** Begin Extracted data **
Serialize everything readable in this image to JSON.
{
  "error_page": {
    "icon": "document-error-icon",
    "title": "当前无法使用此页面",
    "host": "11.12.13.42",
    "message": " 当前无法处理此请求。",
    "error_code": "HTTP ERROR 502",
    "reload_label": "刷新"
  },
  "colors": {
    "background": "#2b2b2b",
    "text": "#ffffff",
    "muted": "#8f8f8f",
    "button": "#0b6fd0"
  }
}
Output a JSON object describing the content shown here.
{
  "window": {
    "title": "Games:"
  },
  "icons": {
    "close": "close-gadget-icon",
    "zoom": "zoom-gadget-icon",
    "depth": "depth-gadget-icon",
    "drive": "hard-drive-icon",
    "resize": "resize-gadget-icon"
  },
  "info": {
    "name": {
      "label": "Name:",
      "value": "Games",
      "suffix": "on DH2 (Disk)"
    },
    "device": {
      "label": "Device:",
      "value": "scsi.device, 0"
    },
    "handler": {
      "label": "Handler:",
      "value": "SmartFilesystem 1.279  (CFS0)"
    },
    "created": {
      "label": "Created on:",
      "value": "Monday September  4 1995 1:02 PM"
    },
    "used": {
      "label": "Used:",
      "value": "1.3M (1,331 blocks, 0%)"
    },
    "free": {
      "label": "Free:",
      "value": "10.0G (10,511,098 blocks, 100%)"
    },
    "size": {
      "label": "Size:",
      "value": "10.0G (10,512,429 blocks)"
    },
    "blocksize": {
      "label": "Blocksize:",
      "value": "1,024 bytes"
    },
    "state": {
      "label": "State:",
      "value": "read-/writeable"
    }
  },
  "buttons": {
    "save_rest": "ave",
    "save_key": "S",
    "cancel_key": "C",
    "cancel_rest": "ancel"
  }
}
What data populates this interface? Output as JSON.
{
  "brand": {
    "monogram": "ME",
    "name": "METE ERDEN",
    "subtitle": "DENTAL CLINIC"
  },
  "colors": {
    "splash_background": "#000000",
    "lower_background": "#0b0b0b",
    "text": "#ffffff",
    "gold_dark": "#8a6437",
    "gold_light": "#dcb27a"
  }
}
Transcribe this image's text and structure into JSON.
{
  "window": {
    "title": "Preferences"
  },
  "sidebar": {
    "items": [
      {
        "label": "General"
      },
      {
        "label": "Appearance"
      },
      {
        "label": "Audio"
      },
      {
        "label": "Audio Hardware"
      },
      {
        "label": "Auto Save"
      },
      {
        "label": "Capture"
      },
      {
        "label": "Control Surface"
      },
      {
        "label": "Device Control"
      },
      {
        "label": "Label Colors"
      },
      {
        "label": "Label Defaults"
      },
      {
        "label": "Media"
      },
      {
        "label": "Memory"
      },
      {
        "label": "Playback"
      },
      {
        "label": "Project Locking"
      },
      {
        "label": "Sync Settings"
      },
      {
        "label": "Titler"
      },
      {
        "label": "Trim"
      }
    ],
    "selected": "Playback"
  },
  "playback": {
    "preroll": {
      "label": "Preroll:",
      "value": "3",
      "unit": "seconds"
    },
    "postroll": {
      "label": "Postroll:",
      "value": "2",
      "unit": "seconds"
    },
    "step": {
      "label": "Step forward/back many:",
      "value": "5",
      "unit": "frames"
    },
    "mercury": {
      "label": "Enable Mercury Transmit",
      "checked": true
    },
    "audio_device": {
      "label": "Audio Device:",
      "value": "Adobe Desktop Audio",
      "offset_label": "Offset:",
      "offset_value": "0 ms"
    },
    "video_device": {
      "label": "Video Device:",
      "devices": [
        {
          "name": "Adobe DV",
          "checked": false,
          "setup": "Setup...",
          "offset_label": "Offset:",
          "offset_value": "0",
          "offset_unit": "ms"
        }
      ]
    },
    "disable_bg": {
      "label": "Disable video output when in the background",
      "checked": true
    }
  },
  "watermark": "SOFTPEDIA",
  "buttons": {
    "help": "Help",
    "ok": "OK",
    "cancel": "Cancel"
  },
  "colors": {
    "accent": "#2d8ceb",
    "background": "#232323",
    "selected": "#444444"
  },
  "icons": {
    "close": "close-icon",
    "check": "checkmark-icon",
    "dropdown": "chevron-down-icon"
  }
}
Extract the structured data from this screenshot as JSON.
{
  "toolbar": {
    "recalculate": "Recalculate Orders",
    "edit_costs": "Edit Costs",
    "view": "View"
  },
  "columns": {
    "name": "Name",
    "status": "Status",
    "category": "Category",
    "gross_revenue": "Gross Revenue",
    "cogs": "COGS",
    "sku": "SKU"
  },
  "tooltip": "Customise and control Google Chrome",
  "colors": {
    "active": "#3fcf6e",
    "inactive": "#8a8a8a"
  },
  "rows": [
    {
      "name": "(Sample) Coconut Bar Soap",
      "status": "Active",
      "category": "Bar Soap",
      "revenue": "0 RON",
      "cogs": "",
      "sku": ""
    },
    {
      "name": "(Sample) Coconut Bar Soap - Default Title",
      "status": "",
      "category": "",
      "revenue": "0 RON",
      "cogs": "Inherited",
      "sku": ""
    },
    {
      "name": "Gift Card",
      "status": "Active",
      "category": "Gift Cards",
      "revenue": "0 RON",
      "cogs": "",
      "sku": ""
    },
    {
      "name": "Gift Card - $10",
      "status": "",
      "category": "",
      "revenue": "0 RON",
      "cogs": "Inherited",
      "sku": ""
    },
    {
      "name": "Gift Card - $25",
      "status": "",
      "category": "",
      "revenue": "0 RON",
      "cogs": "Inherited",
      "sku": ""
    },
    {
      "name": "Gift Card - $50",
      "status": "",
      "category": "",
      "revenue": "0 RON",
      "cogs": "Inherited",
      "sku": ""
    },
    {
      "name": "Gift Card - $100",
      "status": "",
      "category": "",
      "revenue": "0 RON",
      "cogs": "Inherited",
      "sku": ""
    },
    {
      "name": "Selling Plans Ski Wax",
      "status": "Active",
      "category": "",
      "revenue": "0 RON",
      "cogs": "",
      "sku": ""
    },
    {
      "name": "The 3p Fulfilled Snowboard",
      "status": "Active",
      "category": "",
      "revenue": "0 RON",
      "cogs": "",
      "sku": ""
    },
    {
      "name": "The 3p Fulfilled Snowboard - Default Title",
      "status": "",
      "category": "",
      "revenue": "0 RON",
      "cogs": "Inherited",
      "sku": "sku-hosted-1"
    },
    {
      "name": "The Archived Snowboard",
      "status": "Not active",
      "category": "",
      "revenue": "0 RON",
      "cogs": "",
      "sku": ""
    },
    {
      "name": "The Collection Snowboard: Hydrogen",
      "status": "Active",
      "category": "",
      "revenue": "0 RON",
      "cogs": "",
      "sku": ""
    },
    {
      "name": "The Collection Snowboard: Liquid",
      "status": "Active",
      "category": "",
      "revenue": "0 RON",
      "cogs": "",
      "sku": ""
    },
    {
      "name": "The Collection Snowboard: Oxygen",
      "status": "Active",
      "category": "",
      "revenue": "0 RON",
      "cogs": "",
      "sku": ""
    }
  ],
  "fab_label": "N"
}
** End Extracted data **
Written exercise:
Copy all of the data exactly.

Completed exercise:
Serialize everything readable in this image to JSON.
{
  "error_page": {
    "icon": "document-error-icon",
    "title": "当前无法使用此页面",
    "host": "11.12.13.42",
    "message": " 当前无法处理此请求。",
    "error_code": "HTTP ERROR 502",
    "reload_label": "刷新"
  },
  "colors": {
    "background": "#2b2b2b",
    "text": "#ffffff",
    "muted": "#8f8f8f",
    "button": "#0b6fd0"
  }
}
Output a JSON object describing the content shown here.
{
  "window": {
    "title": "Games:"
  },
  "icons": {
    "close": "close-gadget-icon",
    "zoom": "zoom-gadget-icon",
    "depth": "depth-gadget-icon",
    "drive": "hard-drive-icon",
    "resize": "resize-gadget-icon"
  },
  "info": {
    "name": {
      "label": "Name:",
      "value": "Games",
      "suffix": "on DH2 (Disk)"
    },
    "device": {
      "label": "Device:",
      "value": "scsi.device, 0"
    },
    "handler": {
      "label": "Handler:",
      "value": "SmartFilesystem 1.279  (CFS0)"
    },
    "created": {
      "label": "Created on:",
      "value": "Monday September  4 1995 1:02 PM"
    },
    "used": {
      "label": "Used:",
      "value": "1.3M (1,331 blocks, 0%)"
    },
    "free": {
      "label": "Free:",
      "value": "10.0G (10,511,098 blocks, 100%)"
    },
    "size": {
      "label": "Size:",
      "value": "10.0G (10,512,429 blocks)"
    },
    "blocksize": {
      "label": "Blocksize:",
      "value": "1,024 bytes"
    },
    "state": {
      "label": "State:",
      "value": "read-/writeable"
    }
  },
  "buttons": {
    "save_rest": "ave",
    "save_key": "S",
    "cancel_key": "C",
    "cancel_rest": "ancel"
  }
}
What data populates this interface? Output as JSON.
{
  "brand": {
    "monogram": "ME",
    "name": "METE ERDEN",
    "subtitle": "DENTAL CLINIC"
  },
  "colors": {
    "splash_background": "#000000",
    "lower_background": "#0b0b0b",
    "text": "#ffffff",
    "gold_dark": "#8a6437",
    "gold_light": "#dcb27a"
  }
}
Transcribe this image's text and structure into JSON.
{
  "window": {
    "title": "Preferences"
  },
  "sidebar": {
    "items": [
      {
        "label": "General"
      },
      {
        "label": "Appearance"
      },
      {
        "label": "Audio"
      },
      {
        "label": "Audio Hardware"
      },
      {
        "label": "Auto Save"
      },
      {
        "label": "Capture"
      },
      {
        "label": "Control Surface"
      },
      {
        "label": "Device Control"
      },
      {
        "label": "Label Colors"
      },
      {
        "label": "Label Defaults"
      },
      {
        "label": "Media"
      },
      {
        "label": "Memory"
      },
      {
        "label": "Playback"
      },
      {
        "label": "Project Locking"
      },
      {
        "label": "Sync Settings"
      },
      {
        "label": "Titler"
      },
      {
        "label": "Trim"
      }
    ],
    "selected": "Playback"
  },
  "playback": {
    "preroll": {
      "label": "Preroll:",
      "value": "3",
      "unit": "seconds"
    },
    "postroll": {
      "label": "Postroll:",
      "value": "2",
      "unit": "seconds"
    },
    "step": {
      "label": "Step forward/back many:",
      "value": "5",
      "unit": "frames"
    },
    "mercury": {
      "label": "Enable Mercury Transmit",
      "checked": true
    },
    "audio_device": {
      "label": "Audio Device:",
      "value": "Adobe Desktop Audio",
      "offset_label": "Offset:",
      "offset_value": "0 ms"
    },
    "video_device": {
      "label": "Video Device:",
      "devices": [
        {
          "name": "Adobe DV",
          "checked": false,
          "setup": "Setup...",
          "offset_label": "Offset:",
          "offset_value": "0",
          "offset_unit": "ms"
        }
      ]
    },
    "disable_bg": {
      "label": "Disable video output when in the background",
      "checked": true
    }
  },
  "watermark": "SOFTPEDIA",
  "buttons": {
    "help": "Help",
    "ok": "OK",
    "cancel": "Cancel"
  },
  "colors": {
    "accent": "#2d8ceb",
    "background": "#232323",
    "selected": "#444444"
  },
  "icons": {
    "close": "close-icon",
    "check": "checkmark-icon",
    "dropdown": "chevron-down-icon"
  }
}
Extract the structured data from this screenshot as JSON.
{
  "toolbar": {
    "recalculate": "Recalculate Orders",
    "edit_costs": "Edit Costs",
    "view": "View"
  },
  "columns": {
    "name": "Name",
    "status": "Status",
    "category": "Category",
    "gross_revenue": "Gross Revenue",
    "cogs": "COGS",
    "sku": "SKU"
  },
  "tooltip": "Customise and control Google Chrome",
  "colors": {
    "active": "#3fcf6e",
    "inactive": "#8a8a8a"
  },
  "rows": [
    {
      "name": "(Sample) Coconut Bar Soap",
      "status": "Active",
      "category": "Bar Soap",
      "revenue": "0 RON",
      "cogs": "",
      "sku": ""
    },
    {
      "name": "(Sample) Coconut Bar Soap - Default Title",
      "status": "",
      "category": "",
      "revenue": "0 RON",
      "cogs": "Inherited",
      "sku": ""
    },
    {
      "name": "Gift Card",
      "status": "Active",
      "category": "Gift Cards",
      "revenue": "0 RON",
      "cogs": "",
      "sku": ""
    },
    {
      "name": "Gift Card - $10",
      "status": "",
      "category": "",
      "revenue": "0 RON",
      "cogs": "Inherited",
      "sku": ""
    },
    {
      "name": "Gift Card - $25",
      "status": "",
      "category": "",
      "revenue": "0 RON",
      "cogs": "Inherited",
      "sku": ""
    },
    {
      "name": "Gift Card - $50",
      "status": "",
      "category": "",
      "revenue": "0 RON",
      "cogs": "Inherited",
      "sku": ""
    },
    {
      "name": "Gift Card - $100",
      "status": "",
      "category": "",
      "revenue": "0 RON",
      "cogs": "Inherited",
      "sku": ""
    },
    {
      "name": "Selling Plans Ski Wax",
      "status": "Active",
      "category": "",
      "revenue": "0 RON",
      "cogs": "",
      "sku": ""
    },
    {
      "name": "The 3p Fulfilled Snowboard",
      "status": "Active",
      "category": "",
      "revenue": "0 RON",
      "cogs": "",
      "sku": ""
    },
    {
      "name": "The 3p Fulfilled Snowboard - Default Title",
      "status": "",
      "category": "",
      "revenue": "0 RON",
      "cogs": "Inherited",
      "sku": "sku-hosted-1"
    },
    {
      "name": "The Archived Snowboard",
      "status": "Not active",
      "category": "",
      "revenue": "0 RON",
      "cogs": "",
      "sku": ""
    },
    {
      "name": "The Collection Snowboard: Hydrogen",
      "status": "Active",
      "category": "",
      "revenue": "0 RON",
      "cogs": "",
      "sku": ""
    },
    {
      "name": "The Collection Snowboard: Liquid",
      "status": "Active",
      "category": "",
      "revenue": "0 RON",
      "cogs": "",
      "sku": ""
    },
    {
      "name": "The Collection Snowboard: Oxygen",
      "status": "Active",
      "category": "",
      "revenue": "0 RON",
      "cogs": "",
      "sku": ""
    }
  ],
  "fab_label": "N"
}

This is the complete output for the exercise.